§ DATA PROVIDED:

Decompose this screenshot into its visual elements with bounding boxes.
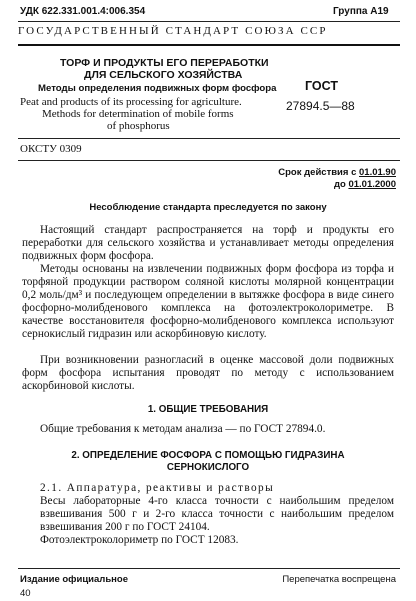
validity-start: [278, 167, 396, 178]
title-en-line3: of phosphorus: [107, 120, 170, 132]
intro-paragraph-3: При возникновении разногласий в оценке массовой доли подвижных форм фосфора испытания проводят по методу с использованием аскорбиновой кислоты.: [22, 354, 394, 393]
subtitle-ru: Методы определения подвижных форм фосфора: [38, 83, 277, 94]
title-ru-line2: ДЛЯ СЕЛЬСКОГО ХОЗЯЙСТВА: [84, 69, 243, 81]
validity-end: [334, 179, 396, 190]
section-2-text-2: Фотоэлектроколориметр по ГОСТ 12083.: [40, 534, 239, 546]
udk-code: УДК 622.331.001.4:006.354: [20, 6, 146, 17]
validity-start-prefix: Срок действия с: [278, 167, 360, 178]
intro-paragraph-1: Настоящий стандарт распространяется на торф и продукты его переработки для сельского хозяйства и устанавливает методы определения подвижных форм фосфора.: [22, 224, 394, 263]
okstu-code: ОКСТУ 0309: [20, 143, 82, 155]
title-block-rule: [18, 138, 400, 139]
okstu-rule: [18, 160, 400, 161]
title-ru-line1: ТОРФ И ПРОДУКТЫ ЕГО ПЕРЕРАБОТКИ: [60, 57, 269, 69]
gost-label: ГОСТ: [305, 79, 338, 93]
state-standard-banner: ГОСУДАРСТВЕННЫЙ СТАНДАРТ СОЮЗА ССР: [18, 25, 328, 37]
validity-end-prefix: до: [333, 179, 349, 190]
reprint-notice: Перепечатка воспрещена: [282, 574, 396, 585]
intro-paragraph-2: Методы основаны на извлечении подвижных форм фосфора из торфа и торфяной продукции раствором соляной кислоты молярной концентрации 0,2 моль/дм³ и последующем определении в вытяжке фосфора в виде синего фосфорно-молибденового комплекса на фотоэлектроколориметре. В качестве восстановителя фосфорно-молибденового комплекса используют сернокислый гидразин или аскорбиновую кислоту.: [22, 263, 394, 341]
section-2-heading-line2: СЕРНОКИСЛОГО: [166, 462, 250, 473]
group-code: Группа А19: [333, 6, 389, 17]
legal-notice: Несоблюдение стандарта преследуется по закону: [89, 202, 327, 213]
section-1-text: Общие требования к методам анализа — по ГОСТ 27894.0.: [40, 423, 326, 435]
banner-rule: [18, 44, 400, 46]
official-edition-label: Издание официальное: [20, 574, 128, 585]
gost-number: 27894.5—88: [286, 99, 355, 113]
validity-end-date: 01.01.2000: [348, 179, 396, 190]
section-2-heading-line1: 2. ОПРЕДЕЛЕНИЕ ФОСФОРА С ПОМОЩЬЮ ГИДРАЗИНА: [71, 450, 345, 461]
validity-start-date: 01.01.90: [359, 167, 396, 178]
page-number: 40: [20, 588, 31, 599]
section-2-text-1: Весы лабораторные 4-го класса точности с наибольшим пределом взвешивания 500 г и 2-го класса точности с наибольшим пределом взвешивания 200 г по ГОСТ 24104.: [40, 495, 394, 534]
title-en-line2: Methods for determination of mobile forms: [42, 108, 234, 120]
header-rule: [18, 21, 400, 22]
title-en-line1: Peat and products of its processing for agriculture.: [20, 96, 242, 108]
section-1-heading: 1. ОБЩИЕ ТРЕБОВАНИЯ: [147, 404, 269, 415]
section-2-1-heading: 2.1. Аппаратура, реактивы и растворы: [40, 482, 275, 494]
footer-rule: [18, 568, 400, 569]
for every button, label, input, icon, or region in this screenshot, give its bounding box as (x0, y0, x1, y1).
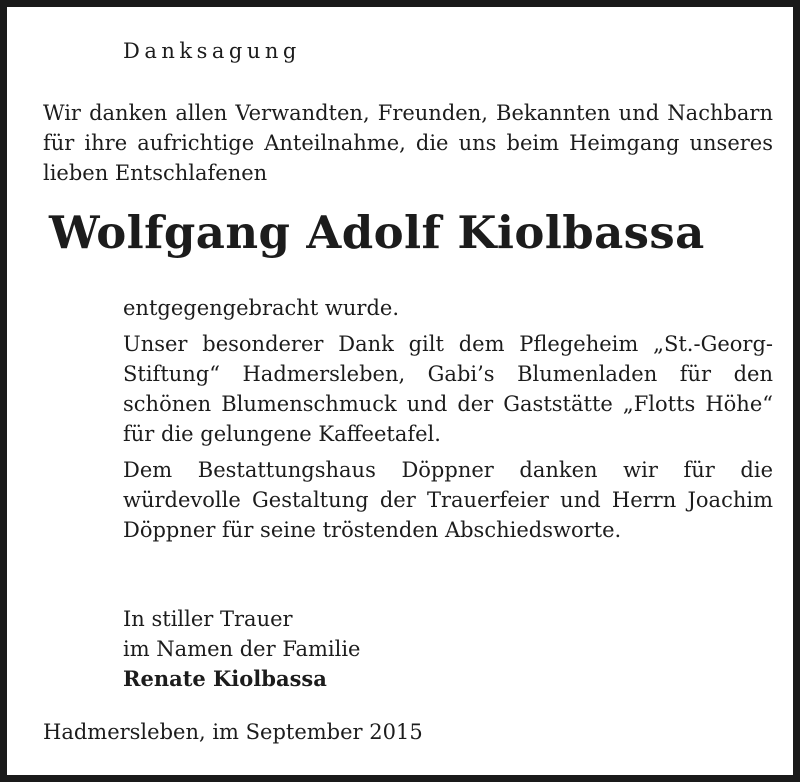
signoff-line-mourning: In stiller Trauer (123, 607, 293, 631)
notice-heading: Danksagung (123, 39, 301, 63)
paragraph-funeral-home: Dem Bestattungshaus Döppner danken wir für die würdevolle Gestaltung der Trauerfeier und Herrn Joachim Döppner für seine tröstenden Abschiedsworte. (123, 458, 773, 542)
deceased-name: Wolfgang Adolf Kiolbassa (49, 206, 705, 259)
signer-name: Renate Kiolbassa (123, 666, 327, 691)
paragraph-special-thanks: Unser besonderer Dank gilt dem Pflegeheim „St.-Georg-Stiftung“ Hadmersleben, Gabi’s Blumenladen für den schönen Blumenschmuck und der Gaststätte „Flotts Höhe“ für die gelungene Kaffeetafel. (123, 332, 773, 446)
signoff (123, 604, 360, 694)
paragraph-continuation: entgegengebracht wurde. (123, 296, 400, 320)
place-and-date: Hadmersleben, im September 2015 (43, 720, 423, 744)
thanks-body (123, 293, 773, 551)
signoff-line-family: im Namen der Familie (123, 637, 361, 661)
intro-text: Wir danken allen Verwandten, Freunden, Bekannten und Nachbarn für ihre aufrichtige Anteilnahme, die uns beim Heimgang unseres lieben Entschlafenen (43, 101, 773, 185)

§ WHAT YOU NEED TO DO: Copy every one of the lines above word for word, but leave the pictures out of your answer.

§ WORKED SOLUTION:
Decompose this screenshot into its visual elements with bounding boxes.
validity-start: [278, 167, 396, 178]
title-en-line3: of phosphorus: [107, 120, 170, 132]
intro-paragraph-3: При возникновении разногласий в оценке массовой доли подвижных форм фосфора испытания проводят по методу с использованием аскорбиновой кислоты.: [22, 354, 394, 393]
subtitle-ru: Методы определения подвижных форм фосфора: [38, 83, 277, 94]
title-ru-line2: ДЛЯ СЕЛЬСКОГО ХОЗЯЙСТВА: [84, 69, 243, 81]
validity-end: [334, 179, 396, 190]
section-2-text-2: Фотоэлектроколориметр по ГОСТ 12083.: [40, 534, 239, 546]
udk-code: УДК 622.331.001.4:006.354: [20, 6, 146, 17]
validity-start-prefix: Срок действия с: [278, 167, 360, 178]
intro-paragraph-1: Настоящий стандарт распространяется на торф и продукты его переработки для сельского хозяйства и устанавливает методы определения подвижных форм фосфора.: [22, 224, 394, 263]
okstu-code: ОКСТУ 0309: [20, 143, 82, 155]
title-block-rule: [18, 138, 400, 139]
okstu-rule: [18, 160, 400, 161]
title-ru-line1: ТОРФ И ПРОДУКТЫ ЕГО ПЕРЕРАБОТКИ: [60, 57, 269, 69]
gost-label: ГОСТ: [305, 79, 338, 93]
state-standard-banner: ГОСУДАРСТВЕННЫЙ СТАНДАРТ СОЮЗА ССР: [18, 25, 328, 37]
validity-end-prefix: до: [333, 179, 349, 190]
reprint-notice: Перепечатка воспрещена: [282, 574, 396, 585]
intro-paragraph-2: Методы основаны на извлечении подвижных форм фосфора из торфа и торфяной продукции раствором соляной кислоты молярной концентрации 0,2 моль/дм³ и последующем определении в вытяжке фосфора в виде синего фосфорно-молибденового комплекса на фотоэлектроколориметре. В качестве восстановителя фосфорно-молибденового комплекса используют сернокислый гидразин или аскорбиновую кислоту.: [22, 263, 394, 341]
section-2-heading-line2: СЕРНОКИСЛОГО: [166, 462, 250, 473]
group-code: Группа А19: [333, 6, 389, 17]
legal-notice: Несоблюдение стандарта преследуется по закону: [89, 202, 327, 213]
section-1-text: Общие требования к методам анализа — по ГОСТ 27894.0.: [40, 423, 326, 435]
banner-rule: [18, 44, 400, 46]
official-edition-label: Издание официальное: [20, 574, 128, 585]
gost-number: 27894.5—88: [286, 99, 355, 113]
validity-end-date: 01.01.2000: [348, 179, 396, 190]
section-2-heading-line1: 2. ОПРЕДЕЛЕНИЕ ФОСФОРА С ПОМОЩЬЮ ГИДРАЗИНА: [71, 450, 345, 461]
validity-start-date: 01.01.90: [359, 167, 396, 178]
page-number: 40: [20, 588, 31, 599]
section-2-text-1: Весы лабораторные 4-го класса точности с наибольшим пределом взвешивания 500 г и 2-го класса точности с наибольшим пределом взвешивания 200 г по ГОСТ 24104.: [40, 495, 394, 534]
title-en-line2: Methods for determination of mobile forms: [42, 108, 234, 120]
header-rule: [18, 21, 400, 22]
title-en-line1: Peat and products of its processing for agriculture.: [20, 96, 242, 108]
section-1-heading: 1. ОБЩИЕ ТРЕБОВАНИЯ: [147, 404, 269, 415]
section-2-1-heading: 2.1. Аппаратура, реактивы и растворы: [40, 482, 275, 494]
footer-rule: [18, 568, 400, 569]
for every button, label, input, icon, or region in this screenshot, give its bounding box as (x0, y0, x1, y1).
signoff-line-mourning: In stiller Trauer (123, 607, 293, 631)
notice-heading: Danksagung (123, 39, 301, 63)
paragraph-funeral-home: Dem Bestattungshaus Döppner danken wir für die würdevolle Gestaltung der Trauerfeier und Herrn Joachim Döppner für seine tröstenden Abschiedsworte. (123, 458, 773, 542)
deceased-name: Wolfgang Adolf Kiolbassa (49, 206, 705, 259)
signer-name: Renate Kiolbassa (123, 666, 327, 691)
paragraph-special-thanks: Unser besonderer Dank gilt dem Pflegeheim „St.-Georg-Stiftung“ Hadmersleben, Gabi’s Blumenladen für den schönen Blumenschmuck und der Gaststätte „Flotts Höhe“ für die gelungene Kaffeetafel. (123, 332, 773, 446)
signoff (123, 604, 360, 694)
paragraph-continuation: entgegengebracht wurde. (123, 296, 400, 320)
place-and-date: Hadmersleben, im September 2015 (43, 720, 423, 744)
thanks-body (123, 293, 773, 551)
signoff-line-family: im Namen der Familie (123, 637, 361, 661)
intro-text: Wir danken allen Verwandten, Freunden, Bekannten und Nachbarn für ihre aufrichtige Anteilnahme, die uns beim Heimgang unseres lieben Entschlafenen (43, 101, 773, 185)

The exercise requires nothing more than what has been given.